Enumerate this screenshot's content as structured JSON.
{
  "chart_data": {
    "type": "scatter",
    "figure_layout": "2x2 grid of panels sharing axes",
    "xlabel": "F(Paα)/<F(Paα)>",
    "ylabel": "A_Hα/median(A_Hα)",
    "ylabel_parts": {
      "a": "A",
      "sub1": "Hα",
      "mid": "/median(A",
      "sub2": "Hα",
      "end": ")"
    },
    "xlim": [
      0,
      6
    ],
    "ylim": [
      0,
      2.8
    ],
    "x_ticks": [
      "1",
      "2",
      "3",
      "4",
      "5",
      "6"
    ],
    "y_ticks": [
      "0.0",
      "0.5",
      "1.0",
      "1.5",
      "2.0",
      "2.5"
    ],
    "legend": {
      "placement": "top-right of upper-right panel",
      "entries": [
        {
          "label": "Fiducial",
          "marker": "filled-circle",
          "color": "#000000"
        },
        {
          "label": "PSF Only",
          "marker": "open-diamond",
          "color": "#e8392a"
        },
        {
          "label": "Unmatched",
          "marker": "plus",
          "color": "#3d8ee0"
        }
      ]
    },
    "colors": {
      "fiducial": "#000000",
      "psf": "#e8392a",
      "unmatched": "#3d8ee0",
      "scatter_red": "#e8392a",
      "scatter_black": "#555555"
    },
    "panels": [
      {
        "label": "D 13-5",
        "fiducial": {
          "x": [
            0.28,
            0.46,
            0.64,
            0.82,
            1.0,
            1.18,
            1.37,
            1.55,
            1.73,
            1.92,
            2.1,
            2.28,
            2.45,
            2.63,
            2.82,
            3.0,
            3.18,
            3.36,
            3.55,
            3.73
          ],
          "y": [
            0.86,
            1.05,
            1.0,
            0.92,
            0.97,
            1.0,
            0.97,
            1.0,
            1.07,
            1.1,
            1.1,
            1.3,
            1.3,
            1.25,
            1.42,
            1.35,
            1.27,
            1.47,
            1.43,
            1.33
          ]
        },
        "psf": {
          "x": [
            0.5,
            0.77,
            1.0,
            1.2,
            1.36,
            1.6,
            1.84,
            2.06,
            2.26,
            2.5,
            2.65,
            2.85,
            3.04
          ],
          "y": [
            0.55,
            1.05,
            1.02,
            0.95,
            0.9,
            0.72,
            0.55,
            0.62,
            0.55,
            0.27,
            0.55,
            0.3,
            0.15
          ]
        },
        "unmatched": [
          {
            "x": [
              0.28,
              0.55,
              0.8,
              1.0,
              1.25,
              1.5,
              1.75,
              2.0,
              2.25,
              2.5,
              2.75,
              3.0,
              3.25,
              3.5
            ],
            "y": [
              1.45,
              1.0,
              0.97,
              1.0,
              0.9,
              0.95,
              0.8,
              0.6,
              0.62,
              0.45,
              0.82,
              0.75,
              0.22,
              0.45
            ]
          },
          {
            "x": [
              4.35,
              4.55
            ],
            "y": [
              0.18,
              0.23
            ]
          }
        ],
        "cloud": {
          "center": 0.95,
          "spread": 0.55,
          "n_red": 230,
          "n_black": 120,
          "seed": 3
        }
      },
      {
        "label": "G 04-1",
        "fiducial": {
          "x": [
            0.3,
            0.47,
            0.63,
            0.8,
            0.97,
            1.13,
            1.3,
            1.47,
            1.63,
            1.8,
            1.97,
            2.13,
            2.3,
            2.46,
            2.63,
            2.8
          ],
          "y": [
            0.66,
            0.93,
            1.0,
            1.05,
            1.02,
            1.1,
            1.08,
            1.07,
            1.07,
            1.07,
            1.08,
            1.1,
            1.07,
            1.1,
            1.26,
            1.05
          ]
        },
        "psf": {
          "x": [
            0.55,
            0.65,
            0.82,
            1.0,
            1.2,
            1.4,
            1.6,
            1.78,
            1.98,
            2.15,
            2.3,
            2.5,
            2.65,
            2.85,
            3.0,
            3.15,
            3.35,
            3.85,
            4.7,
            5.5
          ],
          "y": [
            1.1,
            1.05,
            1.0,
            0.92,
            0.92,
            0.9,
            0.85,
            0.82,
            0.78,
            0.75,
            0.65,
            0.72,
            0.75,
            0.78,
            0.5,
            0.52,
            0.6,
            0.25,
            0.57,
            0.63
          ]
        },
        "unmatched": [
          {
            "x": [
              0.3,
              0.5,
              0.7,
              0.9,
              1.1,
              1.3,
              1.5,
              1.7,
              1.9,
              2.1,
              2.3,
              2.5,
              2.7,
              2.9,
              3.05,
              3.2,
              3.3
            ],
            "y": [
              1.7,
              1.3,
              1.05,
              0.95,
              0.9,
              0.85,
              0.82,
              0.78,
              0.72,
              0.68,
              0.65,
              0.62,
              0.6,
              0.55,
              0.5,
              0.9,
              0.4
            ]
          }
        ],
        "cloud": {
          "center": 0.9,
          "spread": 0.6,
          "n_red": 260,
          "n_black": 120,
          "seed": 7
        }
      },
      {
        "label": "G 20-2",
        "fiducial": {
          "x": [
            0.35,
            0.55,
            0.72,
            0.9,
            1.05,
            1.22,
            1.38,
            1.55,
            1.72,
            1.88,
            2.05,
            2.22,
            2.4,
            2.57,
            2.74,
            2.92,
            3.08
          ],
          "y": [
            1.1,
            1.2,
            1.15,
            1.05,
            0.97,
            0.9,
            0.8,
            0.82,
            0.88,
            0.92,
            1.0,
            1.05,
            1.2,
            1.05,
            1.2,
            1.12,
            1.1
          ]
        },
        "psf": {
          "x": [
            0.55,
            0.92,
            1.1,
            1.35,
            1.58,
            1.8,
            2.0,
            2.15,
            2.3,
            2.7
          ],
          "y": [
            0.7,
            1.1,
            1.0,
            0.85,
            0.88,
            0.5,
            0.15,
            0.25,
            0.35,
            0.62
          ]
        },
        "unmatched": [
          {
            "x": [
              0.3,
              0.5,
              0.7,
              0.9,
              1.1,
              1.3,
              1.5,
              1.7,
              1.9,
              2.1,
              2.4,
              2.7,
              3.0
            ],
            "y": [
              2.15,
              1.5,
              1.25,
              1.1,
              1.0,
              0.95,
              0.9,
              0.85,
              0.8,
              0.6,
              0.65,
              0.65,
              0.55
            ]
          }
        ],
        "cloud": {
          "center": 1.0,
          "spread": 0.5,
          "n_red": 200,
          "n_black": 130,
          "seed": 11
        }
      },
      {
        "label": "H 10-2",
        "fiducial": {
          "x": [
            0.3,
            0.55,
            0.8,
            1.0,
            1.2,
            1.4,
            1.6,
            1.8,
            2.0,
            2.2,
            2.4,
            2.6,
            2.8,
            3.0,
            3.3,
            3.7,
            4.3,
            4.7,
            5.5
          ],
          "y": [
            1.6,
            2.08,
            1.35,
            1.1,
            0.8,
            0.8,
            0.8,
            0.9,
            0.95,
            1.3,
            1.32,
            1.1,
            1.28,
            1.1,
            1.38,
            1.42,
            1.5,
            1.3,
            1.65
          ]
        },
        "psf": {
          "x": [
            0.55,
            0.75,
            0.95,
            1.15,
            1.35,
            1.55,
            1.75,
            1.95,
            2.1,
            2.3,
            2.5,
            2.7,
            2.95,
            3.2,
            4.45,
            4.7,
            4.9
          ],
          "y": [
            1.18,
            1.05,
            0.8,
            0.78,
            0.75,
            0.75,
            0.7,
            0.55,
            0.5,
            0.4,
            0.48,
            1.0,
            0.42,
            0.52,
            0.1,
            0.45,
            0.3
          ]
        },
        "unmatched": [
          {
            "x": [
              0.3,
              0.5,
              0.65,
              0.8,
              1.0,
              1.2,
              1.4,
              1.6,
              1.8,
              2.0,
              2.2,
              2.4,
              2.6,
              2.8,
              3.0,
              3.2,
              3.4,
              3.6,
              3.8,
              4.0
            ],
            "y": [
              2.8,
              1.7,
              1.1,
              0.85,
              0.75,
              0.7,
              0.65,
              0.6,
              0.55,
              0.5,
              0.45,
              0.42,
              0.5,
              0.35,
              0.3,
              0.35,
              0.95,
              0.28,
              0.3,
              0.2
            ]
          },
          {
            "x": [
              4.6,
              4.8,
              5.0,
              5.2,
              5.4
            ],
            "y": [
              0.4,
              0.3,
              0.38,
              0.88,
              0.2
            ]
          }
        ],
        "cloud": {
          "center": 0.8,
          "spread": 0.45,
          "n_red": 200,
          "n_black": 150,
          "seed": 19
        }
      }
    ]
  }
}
# # # # # # #
Requirement: Each line with the string "panels" in it needs to be found and copied.

Response:
    "figure_layout": "2x2 grid of panels sharing axes",
    "panels": [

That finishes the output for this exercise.